What is being asked: Without the images, write out all of the following entries exactly.
** start **
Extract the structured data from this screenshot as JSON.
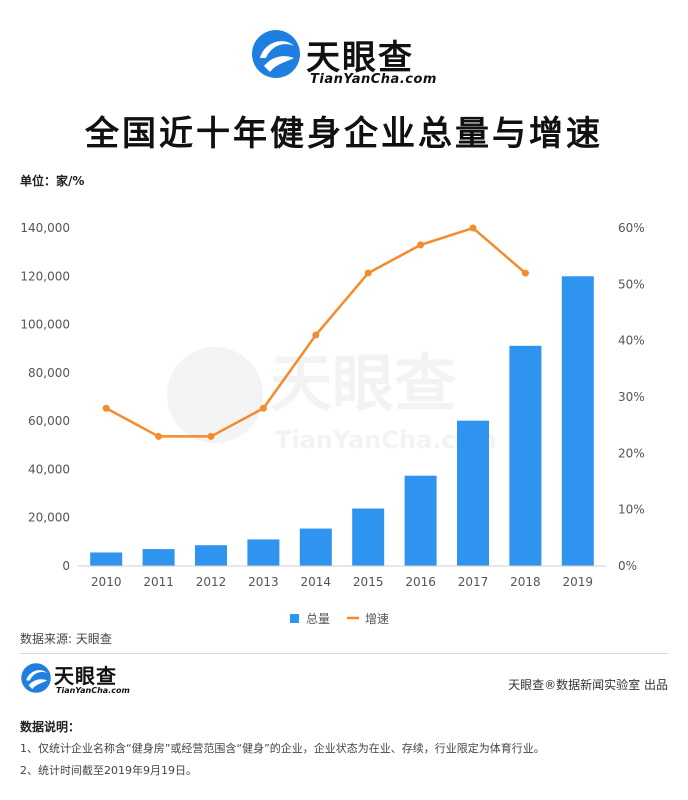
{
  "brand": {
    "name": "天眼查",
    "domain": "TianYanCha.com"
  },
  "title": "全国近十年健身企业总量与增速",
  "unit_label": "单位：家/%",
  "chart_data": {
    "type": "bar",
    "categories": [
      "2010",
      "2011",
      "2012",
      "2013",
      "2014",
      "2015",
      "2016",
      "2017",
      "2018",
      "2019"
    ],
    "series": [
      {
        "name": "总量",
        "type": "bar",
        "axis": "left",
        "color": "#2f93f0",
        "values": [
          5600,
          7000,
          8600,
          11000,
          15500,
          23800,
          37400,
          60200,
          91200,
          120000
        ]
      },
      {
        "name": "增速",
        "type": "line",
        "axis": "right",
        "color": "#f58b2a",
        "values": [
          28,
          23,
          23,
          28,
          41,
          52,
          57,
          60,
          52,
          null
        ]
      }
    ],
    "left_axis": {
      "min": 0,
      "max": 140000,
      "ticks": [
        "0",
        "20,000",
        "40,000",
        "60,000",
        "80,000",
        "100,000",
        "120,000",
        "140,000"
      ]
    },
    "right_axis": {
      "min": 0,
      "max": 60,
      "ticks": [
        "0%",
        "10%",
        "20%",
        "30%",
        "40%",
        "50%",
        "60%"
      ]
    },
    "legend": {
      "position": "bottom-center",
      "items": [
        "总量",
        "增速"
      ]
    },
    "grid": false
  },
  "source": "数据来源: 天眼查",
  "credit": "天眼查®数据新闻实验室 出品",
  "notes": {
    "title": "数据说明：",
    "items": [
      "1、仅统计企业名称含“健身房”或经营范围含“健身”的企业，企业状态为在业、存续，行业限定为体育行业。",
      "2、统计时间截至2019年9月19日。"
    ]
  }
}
** end **
Problem solution:
Extract the structured data from this screenshot as JSON.
{
  "brand": {
    "name": "天眼查",
    "domain": "TianYanCha.com"
  },
  "title": "全国近十年健身企业总量与增速",
  "unit_label": "单位：家/%",
  "chart_data": {
    "type": "bar",
    "categories": [
      "2010",
      "2011",
      "2012",
      "2013",
      "2014",
      "2015",
      "2016",
      "2017",
      "2018",
      "2019"
    ],
    "series": [
      {
        "name": "总量",
        "type": "bar",
        "axis": "left",
        "color": "#2f93f0",
        "values": [
          5600,
          7000,
          8600,
          11000,
          15500,
          23800,
          37400,
          60200,
          91200,
          120000
        ]
      },
      {
        "name": "增速",
        "type": "line",
        "axis": "right",
        "color": "#f58b2a",
        "values": [
          28,
          23,
          23,
          28,
          41,
          52,
          57,
          60,
          52,
          null
        ]
      }
    ],
    "left_axis": {
      "min": 0,
      "max": 140000,
      "ticks": [
        "0",
        "20,000",
        "40,000",
        "60,000",
        "80,000",
        "100,000",
        "120,000",
        "140,000"
      ]
    },
    "right_axis": {
      "min": 0,
      "max": 60,
      "ticks": [
        "0%",
        "10%",
        "20%",
        "30%",
        "40%",
        "50%",
        "60%"
      ]
    },
    "legend": {
      "position": "bottom-center",
      "items": [
        "总量",
        "增速"
      ]
    },
    "grid": false
  },
  "source": "数据来源: 天眼查",
  "credit": "天眼查®数据新闻实验室 出品",
  "notes": {
    "title": "数据说明：",
    "items": [
      "1、仅统计企业名称含“健身房”或经营范围含“健身”的企业，企业状态为在业、存续，行业限定为体育行业。",
      "2、统计时间截至2019年9月19日。"
    ]
  }
}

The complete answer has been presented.